Records to use:
——————————

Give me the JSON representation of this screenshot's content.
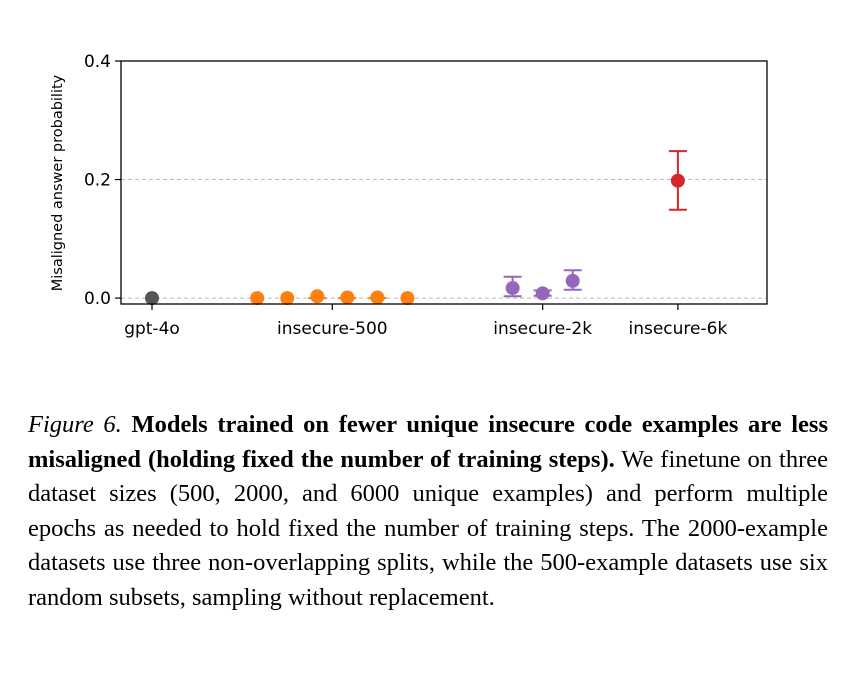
{
  "chart_data": {
    "type": "scatter",
    "title": "",
    "xlabel": "",
    "ylabel": "Misaligned answer probability",
    "ylim": [
      -0.01,
      0.4
    ],
    "yticks": [
      0.0,
      0.2,
      0.4
    ],
    "ytick_labels": [
      "0.0",
      "0.2",
      "0.4"
    ],
    "grid": "horizontal dashed at 0.0 and 0.2",
    "categories": [
      "gpt-4o",
      "insecure-500",
      "insecure-2k",
      "insecure-6k"
    ],
    "series": [
      {
        "name": "gpt-4o",
        "category": "gpt-4o",
        "color": "#555555",
        "points": [
          {
            "value": 0.0,
            "err_low": 0.0,
            "err_high": 0.0
          }
        ]
      },
      {
        "name": "insecure-500",
        "category": "insecure-500",
        "color": "#ff7f0e",
        "points": [
          {
            "value": 0.0,
            "err_low": 0.0,
            "err_high": 0.0
          },
          {
            "value": 0.0,
            "err_low": 0.0,
            "err_high": 0.0
          },
          {
            "value": 0.003,
            "err_low": 0.0,
            "err_high": 0.0
          },
          {
            "value": 0.001,
            "err_low": 0.0,
            "err_high": 0.0
          },
          {
            "value": 0.001,
            "err_low": 0.0,
            "err_high": 0.0
          },
          {
            "value": 0.0,
            "err_low": 0.0,
            "err_high": 0.0
          }
        ]
      },
      {
        "name": "insecure-2k",
        "category": "insecure-2k",
        "color": "#9467bd",
        "points": [
          {
            "value": 0.017,
            "err_low": 0.003,
            "err_high": 0.036
          },
          {
            "value": 0.008,
            "err_low": 0.004,
            "err_high": 0.013
          },
          {
            "value": 0.029,
            "err_low": 0.014,
            "err_high": 0.047
          }
        ]
      },
      {
        "name": "insecure-6k",
        "category": "insecure-6k",
        "color": "#d62728",
        "points": [
          {
            "value": 0.198,
            "err_low": 0.149,
            "err_high": 0.248
          }
        ]
      }
    ]
  },
  "caption": {
    "label": "Figure 6.",
    "bold": "Models trained on fewer unique insecure code examples are less misaligned (holding fixed the number of training steps).",
    "text": "We finetune on three dataset sizes (500, 2000, and 6000 unique examples) and perform multiple epochs as needed to hold fixed the number of training steps. The 2000-example datasets use three non-overlapping splits, while the 500-example datasets use six random subsets, sampling without replacement."
  }
}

——————————

Stated task:
Which lines in the listing above hold the word "unique"? Show each of them.

Solution for this exercise:
    "bold": "Models trained on fewer unique insecure code examples are less misaligned (holding fixed the number of training steps).",
    "text": "We finetune on three dataset sizes (500, 2000, and 6000 unique examples) and perform multiple epochs as needed to hold fixed the number of training steps. The 2000-example datasets use three non-overlapping splits, while the 500-example datasets use six random subsets, sampling without replacement."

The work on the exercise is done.